** start **
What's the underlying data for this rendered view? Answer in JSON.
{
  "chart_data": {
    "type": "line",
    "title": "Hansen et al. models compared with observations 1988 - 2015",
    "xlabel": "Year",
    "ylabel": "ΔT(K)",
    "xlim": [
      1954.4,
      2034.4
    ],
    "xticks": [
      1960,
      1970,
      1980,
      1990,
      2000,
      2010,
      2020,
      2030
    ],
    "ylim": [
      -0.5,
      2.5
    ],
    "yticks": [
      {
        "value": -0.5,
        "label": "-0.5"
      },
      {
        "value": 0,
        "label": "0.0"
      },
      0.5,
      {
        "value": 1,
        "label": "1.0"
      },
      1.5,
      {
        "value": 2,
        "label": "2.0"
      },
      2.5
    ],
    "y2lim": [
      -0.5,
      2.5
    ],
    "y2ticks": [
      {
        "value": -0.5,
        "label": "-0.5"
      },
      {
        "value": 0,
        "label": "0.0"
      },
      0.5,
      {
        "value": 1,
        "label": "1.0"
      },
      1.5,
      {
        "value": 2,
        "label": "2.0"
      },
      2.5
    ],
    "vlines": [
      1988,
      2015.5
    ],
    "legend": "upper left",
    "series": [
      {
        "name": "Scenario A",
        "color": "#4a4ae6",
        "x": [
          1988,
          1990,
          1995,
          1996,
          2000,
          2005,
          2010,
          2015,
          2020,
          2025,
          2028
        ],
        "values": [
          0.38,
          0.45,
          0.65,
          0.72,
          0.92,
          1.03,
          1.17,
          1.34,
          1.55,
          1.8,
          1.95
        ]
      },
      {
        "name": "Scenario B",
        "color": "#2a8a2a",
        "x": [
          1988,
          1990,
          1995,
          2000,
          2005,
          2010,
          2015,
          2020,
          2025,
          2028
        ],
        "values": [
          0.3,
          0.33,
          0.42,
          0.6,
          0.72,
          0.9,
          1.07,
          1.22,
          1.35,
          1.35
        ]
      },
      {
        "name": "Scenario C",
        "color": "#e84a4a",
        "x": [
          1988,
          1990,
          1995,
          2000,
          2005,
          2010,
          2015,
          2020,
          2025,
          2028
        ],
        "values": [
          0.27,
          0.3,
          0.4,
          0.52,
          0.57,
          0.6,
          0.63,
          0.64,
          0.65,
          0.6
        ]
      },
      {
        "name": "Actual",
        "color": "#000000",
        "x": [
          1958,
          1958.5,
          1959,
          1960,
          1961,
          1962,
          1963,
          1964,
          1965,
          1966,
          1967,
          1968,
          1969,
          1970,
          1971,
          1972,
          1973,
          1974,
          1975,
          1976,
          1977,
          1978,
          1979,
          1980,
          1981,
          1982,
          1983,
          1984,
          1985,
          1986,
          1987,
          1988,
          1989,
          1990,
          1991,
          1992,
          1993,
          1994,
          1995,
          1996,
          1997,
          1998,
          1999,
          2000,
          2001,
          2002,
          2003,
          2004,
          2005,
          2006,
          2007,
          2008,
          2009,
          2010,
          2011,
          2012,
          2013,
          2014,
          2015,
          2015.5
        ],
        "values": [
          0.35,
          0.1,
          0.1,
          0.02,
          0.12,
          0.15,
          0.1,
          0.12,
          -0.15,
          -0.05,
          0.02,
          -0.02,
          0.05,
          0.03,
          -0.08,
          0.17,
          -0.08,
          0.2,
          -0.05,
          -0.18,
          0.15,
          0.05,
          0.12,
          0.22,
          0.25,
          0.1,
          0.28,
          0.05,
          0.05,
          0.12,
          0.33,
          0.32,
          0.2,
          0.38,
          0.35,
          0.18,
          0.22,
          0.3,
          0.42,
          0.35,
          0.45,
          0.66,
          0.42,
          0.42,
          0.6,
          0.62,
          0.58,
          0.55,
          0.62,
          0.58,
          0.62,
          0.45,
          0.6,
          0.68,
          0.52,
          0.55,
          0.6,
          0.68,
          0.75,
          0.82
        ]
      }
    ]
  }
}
** end **
*Directions for this task*. Copy each line of the data exactly, leaving nothing out.

*Written response*.
What's the underlying data for this rendered view? Answer in JSON.
{
  "chart_data": {
    "type": "line",
    "title": "Hansen et al. models compared with observations 1988 - 2015",
    "xlabel": "Year",
    "ylabel": "ΔT(K)",
    "xlim": [
      1954.4,
      2034.4
    ],
    "xticks": [
      1960,
      1970,
      1980,
      1990,
      2000,
      2010,
      2020,
      2030
    ],
    "ylim": [
      -0.5,
      2.5
    ],
    "yticks": [
      {
        "value": -0.5,
        "label": "-0.5"
      },
      {
        "value": 0,
        "label": "0.0"
      },
      0.5,
      {
        "value": 1,
        "label": "1.0"
      },
      1.5,
      {
        "value": 2,
        "label": "2.0"
      },
      2.5
    ],
    "y2lim": [
      -0.5,
      2.5
    ],
    "y2ticks": [
      {
        "value": -0.5,
        "label": "-0.5"
      },
      {
        "value": 0,
        "label": "0.0"
      },
      0.5,
      {
        "value": 1,
        "label": "1.0"
      },
      1.5,
      {
        "value": 2,
        "label": "2.0"
      },
      2.5
    ],
    "vlines": [
      1988,
      2015.5
    ],
    "legend": "upper left",
    "series": [
      {
        "name": "Scenario A",
        "color": "#4a4ae6",
        "x": [
          1988,
          1990,
          1995,
          1996,
          2000,
          2005,
          2010,
          2015,
          2020,
          2025,
          2028
        ],
        "values": [
          0.38,
          0.45,
          0.65,
          0.72,
          0.92,
          1.03,
          1.17,
          1.34,
          1.55,
          1.8,
          1.95
        ]
      },
      {
        "name": "Scenario B",
        "color": "#2a8a2a",
        "x": [
          1988,
          1990,
          1995,
          2000,
          2005,
          2010,
          2015,
          2020,
          2025,
          2028
        ],
        "values": [
          0.3,
          0.33,
          0.42,
          0.6,
          0.72,
          0.9,
          1.07,
          1.22,
          1.35,
          1.35
        ]
      },
      {
        "name": "Scenario C",
        "color": "#e84a4a",
        "x": [
          1988,
          1990,
          1995,
          2000,
          2005,
          2010,
          2015,
          2020,
          2025,
          2028
        ],
        "values": [
          0.27,
          0.3,
          0.4,
          0.52,
          0.57,
          0.6,
          0.63,
          0.64,
          0.65,
          0.6
        ]
      },
      {
        "name": "Actual",
        "color": "#000000",
        "x": [
          1958,
          1958.5,
          1959,
          1960,
          1961,
          1962,
          1963,
          1964,
          1965,
          1966,
          1967,
          1968,
          1969,
          1970,
          1971,
          1972,
          1973,
          1974,
          1975,
          1976,
          1977,
          1978,
          1979,
          1980,
          1981,
          1982,
          1983,
          1984,
          1985,
          1986,
          1987,
          1988,
          1989,
          1990,
          1991,
          1992,
          1993,
          1994,
          1995,
          1996,
          1997,
          1998,
          1999,
          2000,
          2001,
          2002,
          2003,
          2004,
          2005,
          2006,
          2007,
          2008,
          2009,
          2010,
          2011,
          2012,
          2013,
          2014,
          2015,
          2015.5
        ],
        "values": [
          0.35,
          0.1,
          0.1,
          0.02,
          0.12,
          0.15,
          0.1,
          0.12,
          -0.15,
          -0.05,
          0.02,
          -0.02,
          0.05,
          0.03,
          -0.08,
          0.17,
          -0.08,
          0.2,
          -0.05,
          -0.18,
          0.15,
          0.05,
          0.12,
          0.22,
          0.25,
          0.1,
          0.28,
          0.05,
          0.05,
          0.12,
          0.33,
          0.32,
          0.2,
          0.38,
          0.35,
          0.18,
          0.22,
          0.3,
          0.42,
          0.35,
          0.45,
          0.66,
          0.42,
          0.42,
          0.6,
          0.62,
          0.58,
          0.55,
          0.62,
          0.58,
          0.62,
          0.45,
          0.6,
          0.68,
          0.52,
          0.55,
          0.6,
          0.68,
          0.75,
          0.82
        ]
      }
    ]
  }
}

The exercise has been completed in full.